— WORK TO COMPLETE —
Here are some records. Copy each one exactly.

— DATASET RECORDS —
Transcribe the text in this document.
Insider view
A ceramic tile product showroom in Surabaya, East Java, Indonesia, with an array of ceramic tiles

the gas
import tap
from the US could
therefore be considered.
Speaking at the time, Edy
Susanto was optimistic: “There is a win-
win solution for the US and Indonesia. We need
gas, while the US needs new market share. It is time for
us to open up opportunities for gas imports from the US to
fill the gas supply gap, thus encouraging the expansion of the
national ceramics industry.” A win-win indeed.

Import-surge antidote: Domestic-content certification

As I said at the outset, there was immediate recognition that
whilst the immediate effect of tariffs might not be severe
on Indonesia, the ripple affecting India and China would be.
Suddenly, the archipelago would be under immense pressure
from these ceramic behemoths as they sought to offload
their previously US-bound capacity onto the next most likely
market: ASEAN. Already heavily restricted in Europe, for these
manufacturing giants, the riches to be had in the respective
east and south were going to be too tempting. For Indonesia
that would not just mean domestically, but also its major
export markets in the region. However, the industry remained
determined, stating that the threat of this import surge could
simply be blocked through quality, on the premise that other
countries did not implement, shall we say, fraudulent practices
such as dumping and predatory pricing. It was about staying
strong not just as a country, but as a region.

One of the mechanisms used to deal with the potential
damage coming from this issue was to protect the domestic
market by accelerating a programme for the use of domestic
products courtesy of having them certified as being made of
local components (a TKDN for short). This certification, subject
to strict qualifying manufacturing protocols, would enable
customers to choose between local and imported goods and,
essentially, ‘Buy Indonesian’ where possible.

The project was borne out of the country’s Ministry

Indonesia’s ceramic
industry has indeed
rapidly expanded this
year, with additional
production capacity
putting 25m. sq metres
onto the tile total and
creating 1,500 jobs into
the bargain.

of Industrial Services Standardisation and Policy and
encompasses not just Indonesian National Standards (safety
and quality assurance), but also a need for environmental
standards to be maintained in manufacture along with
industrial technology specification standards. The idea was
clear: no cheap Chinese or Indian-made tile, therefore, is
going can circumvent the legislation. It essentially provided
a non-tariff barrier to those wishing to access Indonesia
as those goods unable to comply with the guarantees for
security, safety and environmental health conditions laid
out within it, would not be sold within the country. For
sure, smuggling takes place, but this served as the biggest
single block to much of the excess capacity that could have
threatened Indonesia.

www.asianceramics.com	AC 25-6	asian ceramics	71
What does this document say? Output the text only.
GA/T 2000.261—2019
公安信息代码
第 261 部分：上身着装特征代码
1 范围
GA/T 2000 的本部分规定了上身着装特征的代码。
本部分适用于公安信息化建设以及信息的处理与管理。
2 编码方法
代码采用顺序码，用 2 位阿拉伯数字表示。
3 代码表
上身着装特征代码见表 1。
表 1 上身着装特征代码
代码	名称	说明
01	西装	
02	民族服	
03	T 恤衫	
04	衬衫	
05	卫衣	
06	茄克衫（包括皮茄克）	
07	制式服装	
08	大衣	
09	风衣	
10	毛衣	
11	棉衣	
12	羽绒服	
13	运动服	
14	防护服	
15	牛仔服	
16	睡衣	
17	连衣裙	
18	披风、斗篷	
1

— FINAL RESULT —
Transcribe the text in this document.
Insider view
A ceramic tile product showroom in Surabaya, East Java, Indonesia, with an array of ceramic tiles

the gas
import tap
from the US could
therefore be considered.
Speaking at the time, Edy
Susanto was optimistic: “There is a win-
win solution for the US and Indonesia. We need
gas, while the US needs new market share. It is time for
us to open up opportunities for gas imports from the US to
fill the gas supply gap, thus encouraging the expansion of the
national ceramics industry.” A win-win indeed.

Import-surge antidote: Domestic-content certification

As I said at the outset, there was immediate recognition that
whilst the immediate effect of tariffs might not be severe
on Indonesia, the ripple affecting India and China would be.
Suddenly, the archipelago would be under immense pressure
from these ceramic behemoths as they sought to offload
their previously US-bound capacity onto the next most likely
market: ASEAN. Already heavily restricted in Europe, for these
manufacturing giants, the riches to be had in the respective
east and south were going to be too tempting. For Indonesia
that would not just mean domestically, but also its major
export markets in the region. However, the industry remained
determined, stating that the threat of this import surge could
simply be blocked through quality, on the premise that other
countries did not implement, shall we say, fraudulent practices
such as dumping and predatory pricing. It was about staying
strong not just as a country, but as a region.

One of the mechanisms used to deal with the potential
damage coming from this issue was to protect the domestic
market by accelerating a programme for the use of domestic
products courtesy of having them certified as being made of
local components (a TKDN for short). This certification, subject
to strict qualifying manufacturing protocols, would enable
customers to choose between local and imported goods and,
essentially, ‘Buy Indonesian’ where possible.

The project was borne out of the country’s Ministry

Indonesia’s ceramic
industry has indeed
rapidly expanded this
year, with additional
production capacity
putting 25m. sq metres
onto the tile total and
creating 1,500 jobs into
the bargain.

of Industrial Services Standardisation and Policy and
encompasses not just Indonesian National Standards (safety
and quality assurance), but also a need for environmental
standards to be maintained in manufacture along with
industrial technology specification standards. The idea was
clear: no cheap Chinese or Indian-made tile, therefore, is
going can circumvent the legislation. It essentially provided
a non-tariff barrier to those wishing to access Indonesia
as those goods unable to comply with the guarantees for
security, safety and environmental health conditions laid
out within it, would not be sold within the country. For
sure, smuggling takes place, but this served as the biggest
single block to much of the excess capacity that could have
threatened Indonesia.

www.asianceramics.com	AC 25-6	asian ceramics	71
What does this document say? Output the text only.
GA/T 2000.261—2019
公安信息代码
第 261 部分：上身着装特征代码
1 范围
GA/T 2000 的本部分规定了上身着装特征的代码。
本部分适用于公安信息化建设以及信息的处理与管理。
2 编码方法
代码采用顺序码，用 2 位阿拉伯数字表示。
3 代码表
上身着装特征代码见表 1。
表 1 上身着装特征代码
代码	名称	说明
01	西装	
02	民族服	
03	T 恤衫	
04	衬衫	
05	卫衣	
06	茄克衫（包括皮茄克）	
07	制式服装	
08	大衣	
09	风衣	
10	毛衣	
11	棉衣	
12	羽绒服	
13	运动服	
14	防护服	
15	牛仔服	
16	睡衣	
17	连衣裙	
18	披风、斗篷	
1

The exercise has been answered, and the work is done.